SHORT PROBLEM -
Scan the lines below for the string "text" and report how many lines contain it, giving only the number.

Figure collection entries -
[BEGIN]
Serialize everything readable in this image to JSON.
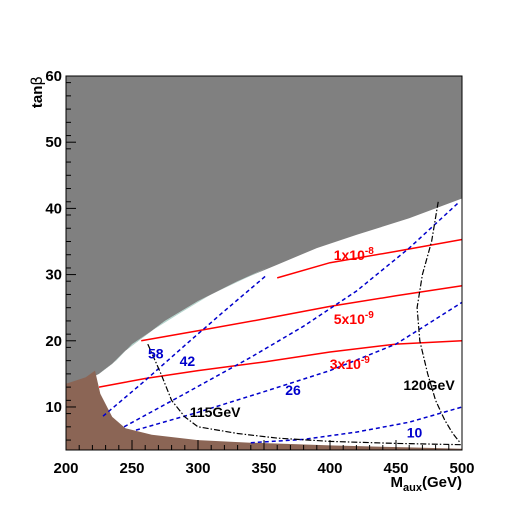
{
  "chart_data": {
    "type": "line",
    "xlabel": "M",
    "xlabel_sub": "aux",
    "xlabel_unit": "(GeV)",
    "ylabel": "tan",
    "ylabel_symbol": "β",
    "xlim": [
      200,
      500
    ],
    "ylim": [
      3.5,
      60
    ],
    "xticks": [
      200,
      250,
      300,
      350,
      400,
      450,
      500
    ],
    "yticks": [
      10,
      20,
      30,
      40,
      50,
      60
    ],
    "grid": false,
    "colors": {
      "excluded_gray": "#808080",
      "excluded_brown": "#8b6555",
      "teal_band": "#b3d4cc",
      "red_contour": "#ff0000",
      "blue_contour": "#0000cc",
      "higgs_contour": "#000000"
    },
    "regions": [
      {
        "id": "gray",
        "points": [
          [
            200,
            60
          ],
          [
            500,
            60
          ],
          [
            500,
            41.5
          ],
          [
            460,
            38.5
          ],
          [
            420,
            36
          ],
          [
            390,
            34
          ],
          [
            360,
            31.5
          ],
          [
            330,
            29
          ],
          [
            300,
            26
          ],
          [
            275,
            23
          ],
          [
            255,
            20
          ],
          [
            245,
            18.5
          ],
          [
            235,
            16.5
          ],
          [
            225,
            15
          ],
          [
            215,
            14
          ],
          [
            200,
            13
          ]
        ]
      },
      {
        "id": "teal",
        "points": [
          [
            225,
            15
          ],
          [
            235,
            16.5
          ],
          [
            245,
            18.5
          ],
          [
            255,
            20
          ],
          [
            275,
            23
          ],
          [
            300,
            26
          ],
          [
            330,
            29
          ],
          [
            352,
            31
          ],
          [
            345,
            30.3
          ],
          [
            310,
            27
          ],
          [
            285,
            24
          ],
          [
            265,
            21.5
          ],
          [
            250,
            19.5
          ],
          [
            238,
            17
          ],
          [
            228,
            15.5
          ]
        ]
      },
      {
        "id": "brown",
        "points": [
          [
            200,
            13.5
          ],
          [
            215,
            14.5
          ],
          [
            222,
            15.5
          ],
          [
            226,
            12
          ],
          [
            235,
            8.5
          ],
          [
            245,
            6.8
          ],
          [
            265,
            5.8
          ],
          [
            300,
            5
          ],
          [
            340,
            4.6
          ],
          [
            400,
            4.2
          ],
          [
            460,
            3.9
          ],
          [
            500,
            3.7
          ],
          [
            500,
            3.5
          ],
          [
            200,
            3.5
          ]
        ]
      }
    ],
    "series": [
      {
        "name": "1x10",
        "exponent": "-8",
        "style": "red",
        "x": [
          360,
          400,
          450,
          500
        ],
        "values": [
          29.5,
          31.8,
          33.5,
          35.3
        ]
      },
      {
        "name": "5x10",
        "exponent": "-9",
        "style": "red",
        "x": [
          257,
          300,
          350,
          400,
          450,
          500
        ],
        "values": [
          20,
          21.5,
          23.3,
          25.2,
          26.8,
          28.3
        ]
      },
      {
        "name": "3x10",
        "exponent": "-9",
        "style": "red",
        "x": [
          225,
          260,
          300,
          350,
          400,
          450,
          500
        ],
        "values": [
          13,
          14.3,
          15.5,
          16.8,
          18.3,
          19.5,
          20
        ]
      },
      {
        "name": "58",
        "style": "blue",
        "x": [
          228,
          260,
          290,
          320,
          352
        ],
        "values": [
          8.6,
          14,
          19.3,
          24.5,
          29.9
        ]
      },
      {
        "name": "42",
        "style": "blue",
        "x": [
          244,
          290,
          340,
          380,
          420,
          460,
          498
        ],
        "values": [
          7,
          12,
          17.5,
          22.2,
          27.5,
          34,
          41
        ]
      },
      {
        "name": "26",
        "style": "blue",
        "x": [
          253,
          300,
          350,
          400,
          450,
          500
        ],
        "values": [
          6.5,
          9.2,
          12.3,
          15.5,
          19.5,
          25.8
        ]
      },
      {
        "name": "10",
        "style": "blue",
        "x": [
          340,
          380,
          420,
          460,
          500
        ],
        "values": [
          4.6,
          5.1,
          6.2,
          7.7,
          10
        ]
      },
      {
        "name": "115GeV",
        "style": "black",
        "x": [
          262,
          272,
          280,
          290,
          300,
          330,
          360,
          400,
          450,
          500
        ],
        "values": [
          19.5,
          15,
          11,
          8.5,
          7,
          6,
          5.3,
          4.8,
          4.5,
          4.3
        ]
      },
      {
        "name": "120GeV",
        "style": "black",
        "x": [
          482,
          477,
          470,
          466,
          468,
          474,
          480,
          487,
          493,
          499
        ],
        "values": [
          41,
          35,
          30,
          25,
          20,
          15,
          11,
          8,
          6,
          4.5
        ]
      }
    ],
    "annotations": [
      {
        "text": "1x10",
        "exp": "-8",
        "color": "red",
        "x": 418,
        "y": 32.2
      },
      {
        "text": "5x10",
        "exp": "-9",
        "color": "red",
        "x": 418,
        "y": 22.5
      },
      {
        "text": "3x10",
        "exp": "-9",
        "color": "red",
        "x": 415,
        "y": 15.7
      },
      {
        "text": "58",
        "color": "blue",
        "x": 268,
        "y": 17.3
      },
      {
        "text": "42",
        "color": "blue",
        "x": 292,
        "y": 16.2
      },
      {
        "text": "26",
        "color": "blue",
        "x": 372,
        "y": 11.8
      },
      {
        "text": "10",
        "color": "blue",
        "x": 464,
        "y": 5.4
      },
      {
        "text": "115GeV",
        "color": "black",
        "x": 313,
        "y": 8.5
      },
      {
        "text": "120GeV",
        "color": "black",
        "x": 475,
        "y": 12.6
      }
    ]
  }
}
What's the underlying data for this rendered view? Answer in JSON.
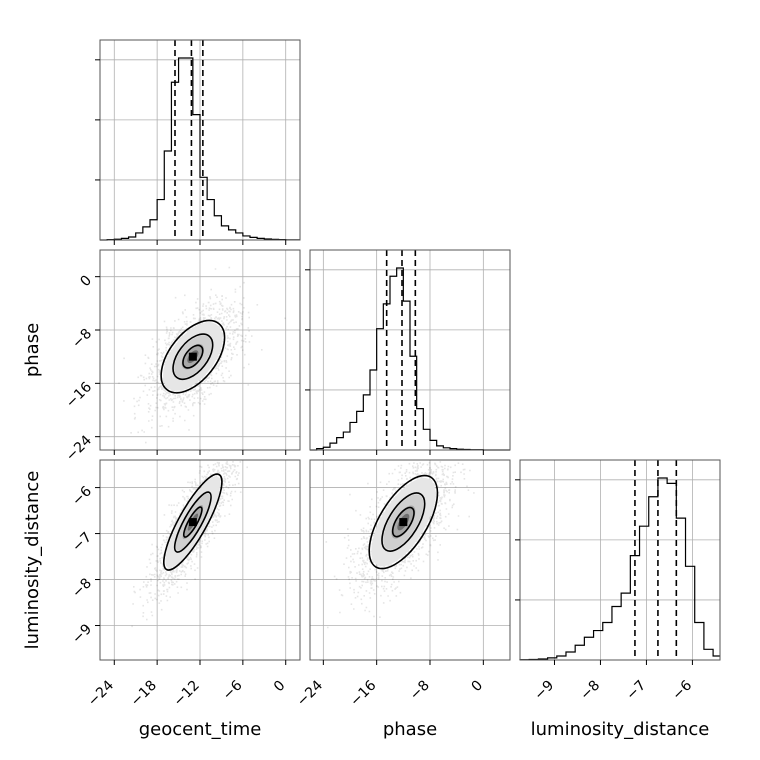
{
  "chart_data": {
    "type": "corner",
    "parameters": [
      {
        "name": "geocent_time",
        "label": "geocent_time",
        "range": [
          -26,
          2
        ],
        "ticks": [
          -24,
          -18,
          -12,
          -6,
          0
        ],
        "tick_labels": [
          "−24",
          "−18",
          "−12",
          "−6",
          "0"
        ],
        "quantiles": [
          -15.5,
          -13.2,
          -11.6
        ],
        "histogram": {
          "bin_edges": [
            -26,
            -25,
            -24,
            -23,
            -22,
            -21,
            -20,
            -19,
            -18,
            -17,
            -16,
            -15,
            -14,
            -13,
            -12,
            -11,
            -10,
            -9,
            -8,
            -7,
            -6,
            -5,
            -4,
            -3,
            -2,
            -1,
            0,
            1,
            2
          ],
          "counts": [
            0,
            0.002,
            0.004,
            0.008,
            0.015,
            0.035,
            0.065,
            0.1,
            0.2,
            0.44,
            0.78,
            0.9,
            0.9,
            0.62,
            0.31,
            0.2,
            0.12,
            0.07,
            0.05,
            0.035,
            0.02,
            0.013,
            0.008,
            0.005,
            0.003,
            0.002,
            0.001,
            0.001
          ]
        }
      },
      {
        "name": "phase",
        "label": "phase",
        "range": [
          -26,
          4
        ],
        "ticks": [
          -24,
          -16,
          -8,
          0
        ],
        "tick_labels": [
          "−24",
          "−16",
          "−8",
          "0"
        ],
        "quantiles": [
          -14.5,
          -12.2,
          -10.2
        ],
        "histogram": {
          "bin_edges": [
            -26,
            -25,
            -24,
            -23,
            -22,
            -21,
            -20,
            -19,
            -18,
            -17,
            -16,
            -15,
            -14,
            -13,
            -12,
            -11,
            -10,
            -9,
            -8,
            -7,
            -6,
            -5,
            -4,
            -3,
            -2,
            -1,
            0,
            1,
            2,
            3,
            4
          ],
          "counts": [
            0,
            0.005,
            0.01,
            0.025,
            0.045,
            0.065,
            0.1,
            0.14,
            0.2,
            0.29,
            0.44,
            0.53,
            0.63,
            0.66,
            0.54,
            0.34,
            0.15,
            0.075,
            0.035,
            0.015,
            0.008,
            0.005,
            0.003,
            0.002,
            0.001,
            0.001,
            0,
            0,
            0,
            0
          ]
        }
      },
      {
        "name": "luminosity_distance",
        "label": "luminosity_distance",
        "range": [
          -9.75,
          -5.4
        ],
        "ticks": [
          -9,
          -8,
          -7,
          -6
        ],
        "tick_labels": [
          "−9",
          "−8",
          "−7",
          "−6"
        ],
        "quantiles": [
          -7.25,
          -6.75,
          -6.35
        ],
        "histogram": {
          "bin_edges": [
            -9.75,
            -9.55,
            -9.35,
            -9.15,
            -8.95,
            -8.75,
            -8.55,
            -8.35,
            -8.15,
            -7.95,
            -7.75,
            -7.55,
            -7.35,
            -7.15,
            -6.95,
            -6.75,
            -6.55,
            -6.35,
            -6.15,
            -5.95,
            -5.75,
            -5.55,
            -5.4
          ],
          "counts": [
            0.001,
            0.002,
            0.004,
            0.008,
            0.015,
            0.03,
            0.055,
            0.085,
            0.11,
            0.14,
            0.2,
            0.25,
            0.39,
            0.5,
            0.61,
            0.68,
            0.66,
            0.53,
            0.35,
            0.14,
            0.04,
            0.015
          ]
        }
      }
    ],
    "joint": [
      {
        "x": "geocent_time",
        "y": "phase",
        "center": [
          -13.0,
          -12.0
        ],
        "sigma": [
          2.6,
          3.2
        ],
        "correlation": 0.55,
        "contour_levels_sigma": [
          0.5,
          1.0,
          1.6
        ]
      },
      {
        "x": "geocent_time",
        "y": "luminosity_distance",
        "center": [
          -13.0,
          -6.75
        ],
        "sigma": [
          2.4,
          0.62
        ],
        "correlation": 0.85,
        "contour_levels_sigma": [
          0.5,
          1.0,
          1.6
        ]
      },
      {
        "x": "phase",
        "y": "luminosity_distance",
        "center": [
          -12.0,
          -6.75
        ],
        "sigma": [
          3.0,
          0.6
        ],
        "correlation": 0.65,
        "contour_levels_sigma": [
          0.5,
          1.0,
          1.6
        ]
      }
    ]
  }
}
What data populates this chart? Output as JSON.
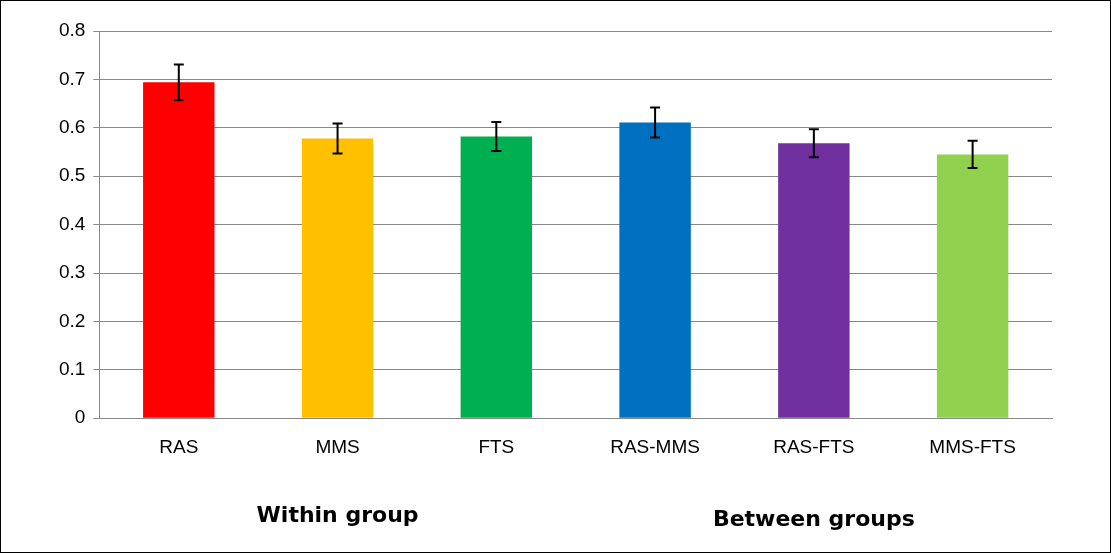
[END]
EXPECTED ANSWER -
9